## Aim:
Write out the entire listing below exactly, with the pictures left out.

## Rows from a figure dataset:
========
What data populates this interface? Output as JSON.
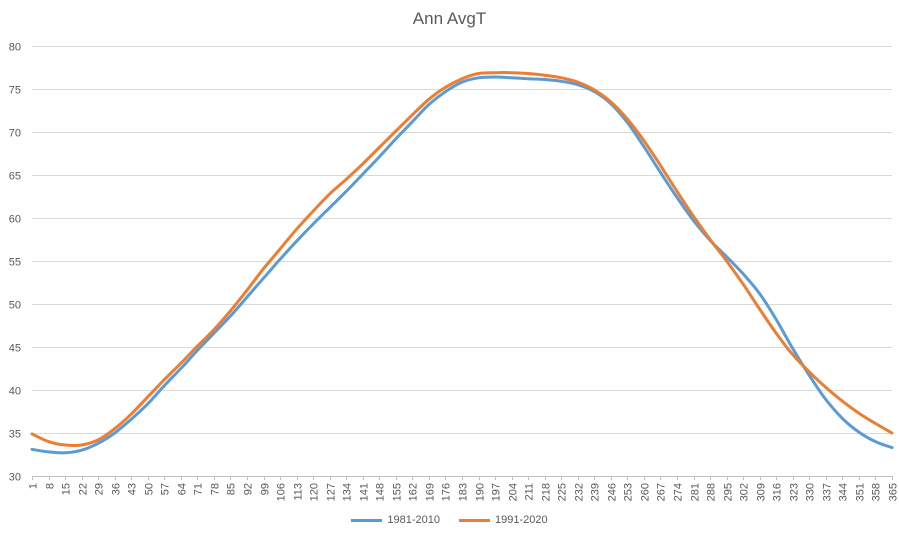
{
  "chart_data": {
    "type": "line",
    "title": "Ann AvgT",
    "xlabel": "",
    "ylabel": "",
    "ylim": [
      30,
      80
    ],
    "yticks": [
      30,
      35,
      40,
      45,
      50,
      55,
      60,
      65,
      70,
      75,
      80
    ],
    "xlim": [
      1,
      365
    ],
    "xticks": [
      1,
      8,
      15,
      22,
      29,
      36,
      43,
      50,
      57,
      64,
      71,
      78,
      85,
      92,
      99,
      106,
      113,
      120,
      127,
      134,
      141,
      148,
      155,
      162,
      169,
      176,
      183,
      190,
      197,
      204,
      211,
      218,
      225,
      232,
      239,
      246,
      253,
      260,
      267,
      274,
      281,
      288,
      295,
      302,
      309,
      316,
      323,
      330,
      337,
      344,
      351,
      358,
      365
    ],
    "grid": true,
    "legend_position": "bottom",
    "series": [
      {
        "name": "1981-2010",
        "color": "#5B9BD5",
        "x": [
          1,
          8,
          15,
          22,
          29,
          36,
          43,
          50,
          57,
          64,
          71,
          78,
          85,
          92,
          99,
          106,
          113,
          120,
          127,
          134,
          141,
          148,
          155,
          162,
          169,
          176,
          183,
          190,
          197,
          204,
          211,
          218,
          225,
          232,
          239,
          246,
          253,
          260,
          267,
          274,
          281,
          288,
          295,
          302,
          309,
          316,
          323,
          330,
          337,
          344,
          351,
          358,
          365
        ],
        "values": [
          33.1,
          32.8,
          32.7,
          33.0,
          33.8,
          35.0,
          36.6,
          38.4,
          40.5,
          42.5,
          44.6,
          46.6,
          48.6,
          50.8,
          53.0,
          55.2,
          57.3,
          59.3,
          61.2,
          63.1,
          65.1,
          67.1,
          69.2,
          71.2,
          73.2,
          74.7,
          75.8,
          76.3,
          76.4,
          76.3,
          76.2,
          76.1,
          75.9,
          75.5,
          74.7,
          73.3,
          71.1,
          68.3,
          65.3,
          62.4,
          59.7,
          57.4,
          55.5,
          53.5,
          51.2,
          48.2,
          44.8,
          41.7,
          38.9,
          36.7,
          35.1,
          34.0,
          33.3
        ]
      },
      {
        "name": "1991-2020",
        "color": "#ED7D31",
        "x": [
          1,
          8,
          15,
          22,
          29,
          36,
          43,
          50,
          57,
          64,
          71,
          78,
          85,
          92,
          99,
          106,
          113,
          120,
          127,
          134,
          141,
          148,
          155,
          162,
          169,
          176,
          183,
          190,
          197,
          204,
          211,
          218,
          225,
          232,
          239,
          246,
          253,
          260,
          267,
          274,
          281,
          288,
          295,
          302,
          309,
          316,
          323,
          330,
          337,
          344,
          351,
          358,
          365
        ],
        "values": [
          34.9,
          34.0,
          33.6,
          33.6,
          34.2,
          35.5,
          37.2,
          39.2,
          41.2,
          43.1,
          45.1,
          47.0,
          49.2,
          51.6,
          54.1,
          56.4,
          58.7,
          60.8,
          62.8,
          64.5,
          66.3,
          68.2,
          70.1,
          72.0,
          73.8,
          75.2,
          76.2,
          76.8,
          76.9,
          76.9,
          76.8,
          76.6,
          76.3,
          75.8,
          74.9,
          73.5,
          71.5,
          69.0,
          66.1,
          63.1,
          60.2,
          57.5,
          55.0,
          52.3,
          49.4,
          46.6,
          44.1,
          42.1,
          40.3,
          38.7,
          37.3,
          36.1,
          35.0
        ]
      }
    ]
  }
}
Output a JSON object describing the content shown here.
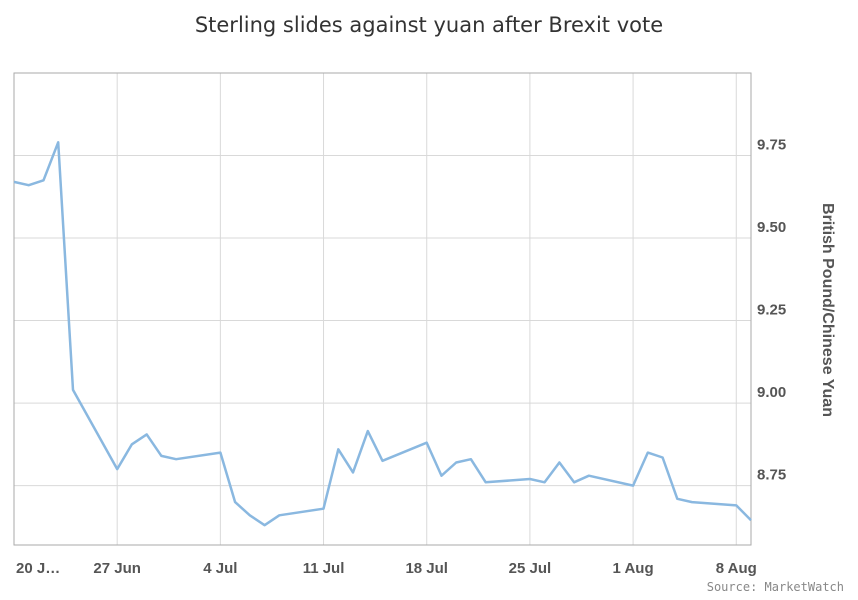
========
## Solution for this problem:
What data populates this interface? Output as JSON.
{
  "chart_data": {
    "type": "line",
    "title": "Ann AvgT",
    "xlabel": "",
    "ylabel": "",
    "ylim": [
      30,
      80
    ],
    "yticks": [
      30,
      35,
      40,
      45,
      50,
      55,
      60,
      65,
      70,
      75,
      80
    ],
    "xlim": [
      1,
      365
    ],
    "xticks": [
      1,
      8,
      15,
      22,
      29,
      36,
      43,
      50,
      57,
      64,
      71,
      78,
      85,
      92,
      99,
      106,
      113,
      120,
      127,
      134,
      141,
      148,
      155,
      162,
      169,
      176,
      183,
      190,
      197,
      204,
      211,
      218,
      225,
      232,
      239,
      246,
      253,
      260,
      267,
      274,
      281,
      288,
      295,
      302,
      309,
      316,
      323,
      330,
      337,
      344,
      351,
      358,
      365
    ],
    "grid": true,
    "legend_position": "bottom",
    "series": [
      {
        "name": "1981-2010",
        "color": "#5B9BD5",
        "x": [
          1,
          8,
          15,
          22,
          29,
          36,
          43,
          50,
          57,
          64,
          71,
          78,
          85,
          92,
          99,
          106,
          113,
          120,
          127,
          134,
          141,
          148,
          155,
          162,
          169,
          176,
          183,
          190,
          197,
          204,
          211,
          218,
          225,
          232,
          239,
          246,
          253,
          260,
          267,
          274,
          281,
          288,
          295,
          302,
          309,
          316,
          323,
          330,
          337,
          344,
          351,
          358,
          365
        ],
        "values": [
          33.1,
          32.8,
          32.7,
          33.0,
          33.8,
          35.0,
          36.6,
          38.4,
          40.5,
          42.5,
          44.6,
          46.6,
          48.6,
          50.8,
          53.0,
          55.2,
          57.3,
          59.3,
          61.2,
          63.1,
          65.1,
          67.1,
          69.2,
          71.2,
          73.2,
          74.7,
          75.8,
          76.3,
          76.4,
          76.3,
          76.2,
          76.1,
          75.9,
          75.5,
          74.7,
          73.3,
          71.1,
          68.3,
          65.3,
          62.4,
          59.7,
          57.4,
          55.5,
          53.5,
          51.2,
          48.2,
          44.8,
          41.7,
          38.9,
          36.7,
          35.1,
          34.0,
          33.3
        ]
      },
      {
        "name": "1991-2020",
        "color": "#ED7D31",
        "x": [
          1,
          8,
          15,
          22,
          29,
          36,
          43,
          50,
          57,
          64,
          71,
          78,
          85,
          92,
          99,
          106,
          113,
          120,
          127,
          134,
          141,
          148,
          155,
          162,
          169,
          176,
          183,
          190,
          197,
          204,
          211,
          218,
          225,
          232,
          239,
          246,
          253,
          260,
          267,
          274,
          281,
          288,
          295,
          302,
          309,
          316,
          323,
          330,
          337,
          344,
          351,
          358,
          365
        ],
        "values": [
          34.9,
          34.0,
          33.6,
          33.6,
          34.2,
          35.5,
          37.2,
          39.2,
          41.2,
          43.1,
          45.1,
          47.0,
          49.2,
          51.6,
          54.1,
          56.4,
          58.7,
          60.8,
          62.8,
          64.5,
          66.3,
          68.2,
          70.1,
          72.0,
          73.8,
          75.2,
          76.2,
          76.8,
          76.9,
          76.9,
          76.8,
          76.6,
          76.3,
          75.8,
          74.9,
          73.5,
          71.5,
          69.0,
          66.1,
          63.1,
          60.2,
          57.5,
          55.0,
          52.3,
          49.4,
          46.6,
          44.1,
          42.1,
          40.3,
          38.7,
          37.3,
          36.1,
          35.0
        ]
      }
    ]
  }
}
Output a JSON object describing the content shown here.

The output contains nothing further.